## Lines of data:
::::
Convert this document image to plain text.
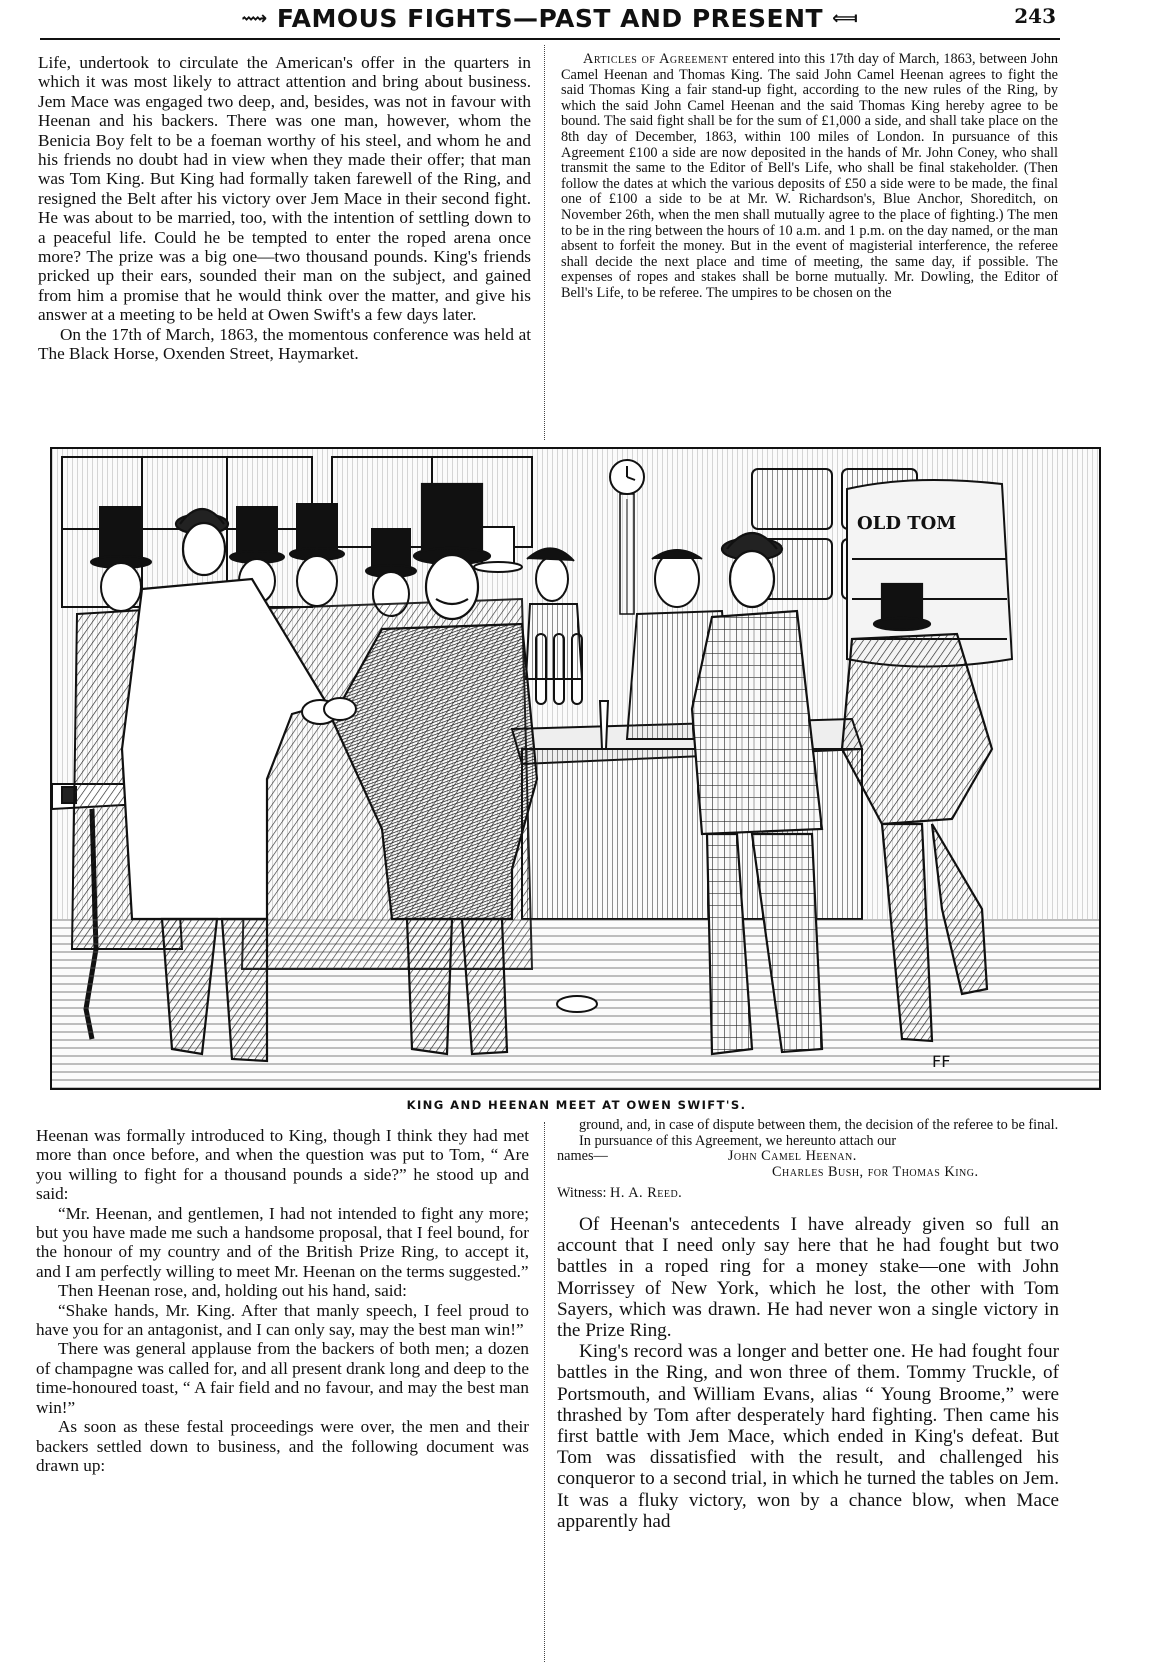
⟿ FAMOUS FIGHTS—PAST AND PRESENT ⟽	243

Life, undertook to circulate the American's offer in the quarters in which it was most likely to attract attention and bring about business. Jem Mace was engaged two deep, and, besides, was not in favour with Heenan and his backers. There was one man, however, whom the Benicia Boy felt to be a foeman worthy of his steel, and whom he and his friends no doubt had in view when they made their offer; that man was Tom King. But King had formally taken farewell of the Ring, and resigned the Belt after his victory over Jem Mace in their second fight. He was about to be married, too, with the intention of settling down to a peaceful life. Could he be tempted to enter the roped arena once more? The prize was a big one—two thousand pounds. King's friends pricked up their ears, sounded their man on the subject, and gained from him a promise that he would think over the matter, and give his answer at a meeting to be held at Owen Swift's a few days later.

On the 17th of March, 1863, the momentous conference was held at The Black Horse, Oxenden Street, Haymarket.

Articles of Agreement entered into this 17th day of March, 1863, between John Camel Heenan and Thomas King. The said John Camel Heenan agrees to fight the said Thomas King a fair stand-up fight, according to the new rules of the Ring, by which the said John Camel Heenan and the said Thomas King hereby agree to be bound. The said fight shall be for the sum of £1,000 a side, and shall take place on the 8th day of December, 1863, within 100 miles of London. In pursuance of this Agreement £100 a side are now deposited in the hands of Mr. John Coney, who shall transmit the same to the Editor of Bell's Life, who shall be final stakeholder. (Then follow the dates at which the various deposits of £50 a side were to be made, the final one of £100 a side to be at Mr. W. Richardson's, Blue Anchor, Shoreditch, on November 26th, when the men shall mutually agree to the place of fighting.) The men to be in the ring between the hours of 10 a.m. and 1 p.m. on the day named, or the man absent to forfeit the money. But in the event of magisterial interference, the referee shall decide the next place and time of meeting, the same day, if possible. The expenses of ropes and stakes shall be borne mutually. Mr. Dowling, the Editor of Bell's Life, to be referee. The umpires to be chosen on the

OLD TOM
FF
KING AND HEENAN MEET AT OWEN SWIFT'S.

Heenan was formally introduced to King, though I think they had met more than once before, and when the question was put to Tom, “ Are you willing to fight for a thousand pounds a side?” he stood up and said:

“Mr. Heenan, and gentlemen, I had not intended to fight any more; but you have made me such a handsome proposal, that I feel bound, for the honour of my country and of the British Prize Ring, to accept it, and I am perfectly willing to meet Mr. Heenan on the terms suggested.”

Then Heenan rose, and, holding out his hand, said:

“Shake hands, Mr. King. After that manly speech, I feel proud to have you for an antagonist, and I can only say, may the best man win!”

There was general applause from the backers of both men; a dozen of champagne was called for, and all present drank long and deep to the time-honoured toast, “ A fair field and no favour, and may the best man win!”

As soon as these festal proceedings were over, the men and their backers settled down to business, and the following document was drawn up:

ground, and, in case of dispute between them, the decision of the referee to be final.

In pursuance of this Agreement, we hereunto attach our

names—	John Camel Heenan.
Charles Bush, for Thomas King.
Witness: H. A. Reed.

Of Heenan's antecedents I have already given so full an account that I need only say here that he had fought but two battles in a roped ring for a money stake—one with John Morrissey of New York, which he lost, the other with Tom Sayers, which was drawn. He had never won a single victory in the Prize Ring.

King's record was a longer and better one. He had fought four battles in the Ring, and won three of them. Tommy Truckle, of Portsmouth, and William Evans, alias “ Young Broome,” were thrashed by Tom after desperately hard fighting. Then came his first battle with Jem Mace, which ended in King's defeat. But Tom was dissatisfied with the result, and challenged his conqueror to a second trial, in which he turned the tables on Jem. It was a fluky victory, won by a chance blow, when Mace apparently had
::::
## What is needed:
Will you restate every entry word for word and omit the images?

## Task solution:
Convert this document image to plain text.
⟿ FAMOUS FIGHTS—PAST AND PRESENT ⟽	243

Life, undertook to circulate the American's offer in the quarters in which it was most likely to attract attention and bring about business. Jem Mace was engaged two deep, and, besides, was not in favour with Heenan and his backers. There was one man, however, whom the Benicia Boy felt to be a foeman worthy of his steel, and whom he and his friends no doubt had in view when they made their offer; that man was Tom King. But King had formally taken farewell of the Ring, and resigned the Belt after his victory over Jem Mace in their second fight. He was about to be married, too, with the intention of settling down to a peaceful life. Could he be tempted to enter the roped arena once more? The prize was a big one—two thousand pounds. King's friends pricked up their ears, sounded their man on the subject, and gained from him a promise that he would think over the matter, and give his answer at a meeting to be held at Owen Swift's a few days later.

On the 17th of March, 1863, the momentous conference was held at The Black Horse, Oxenden Street, Haymarket.

Articles of Agreement entered into this 17th day of March, 1863, between John Camel Heenan and Thomas King. The said John Camel Heenan agrees to fight the said Thomas King a fair stand-up fight, according to the new rules of the Ring, by which the said John Camel Heenan and the said Thomas King hereby agree to be bound. The said fight shall be for the sum of £1,000 a side, and shall take place on the 8th day of December, 1863, within 100 miles of London. In pursuance of this Agreement £100 a side are now deposited in the hands of Mr. John Coney, who shall transmit the same to the Editor of Bell's Life, who shall be final stakeholder. (Then follow the dates at which the various deposits of £50 a side were to be made, the final one of £100 a side to be at Mr. W. Richardson's, Blue Anchor, Shoreditch, on November 26th, when the men shall mutually agree to the place of fighting.) The men to be in the ring between the hours of 10 a.m. and 1 p.m. on the day named, or the man absent to forfeit the money. But in the event of magisterial interference, the referee shall decide the next place and time of meeting, the same day, if possible. The expenses of ropes and stakes shall be borne mutually. Mr. Dowling, the Editor of Bell's Life, to be referee. The umpires to be chosen on the

OLD TOM
FF
KING AND HEENAN MEET AT OWEN SWIFT'S.

Heenan was formally introduced to King, though I think they had met more than once before, and when the question was put to Tom, “ Are you willing to fight for a thousand pounds a side?” he stood up and said:

“Mr. Heenan, and gentlemen, I had not intended to fight any more; but you have made me such a handsome proposal, that I feel bound, for the honour of my country and of the British Prize Ring, to accept it, and I am perfectly willing to meet Mr. Heenan on the terms suggested.”

Then Heenan rose, and, holding out his hand, said:

“Shake hands, Mr. King. After that manly speech, I feel proud to have you for an antagonist, and I can only say, may the best man win!”

There was general applause from the backers of both men; a dozen of champagne was called for, and all present drank long and deep to the time-honoured toast, “ A fair field and no favour, and may the best man win!”

As soon as these festal proceedings were over, the men and their backers settled down to business, and the following document was drawn up:

ground, and, in case of dispute between them, the decision of the referee to be final.

In pursuance of this Agreement, we hereunto attach our

names—	John Camel Heenan.
Charles Bush, for Thomas King.
Witness: H. A. Reed.

Of Heenan's antecedents I have already given so full an account that I need only say here that he had fought but two battles in a roped ring for a money stake—one with John Morrissey of New York, which he lost, the other with Tom Sayers, which was drawn. He had never won a single victory in the Prize Ring.

King's record was a longer and better one. He had fought four battles in the Ring, and won three of them. Tommy Truckle, of Portsmouth, and William Evans, alias “ Young Broome,” were thrashed by Tom after desperately hard fighting. Then came his first battle with Jem Mace, which ended in King's defeat. But Tom was dissatisfied with the result, and challenged his conqueror to a second trial, in which he turned the tables on Jem. It was a fluky victory, won by a chance blow, when Mace apparently had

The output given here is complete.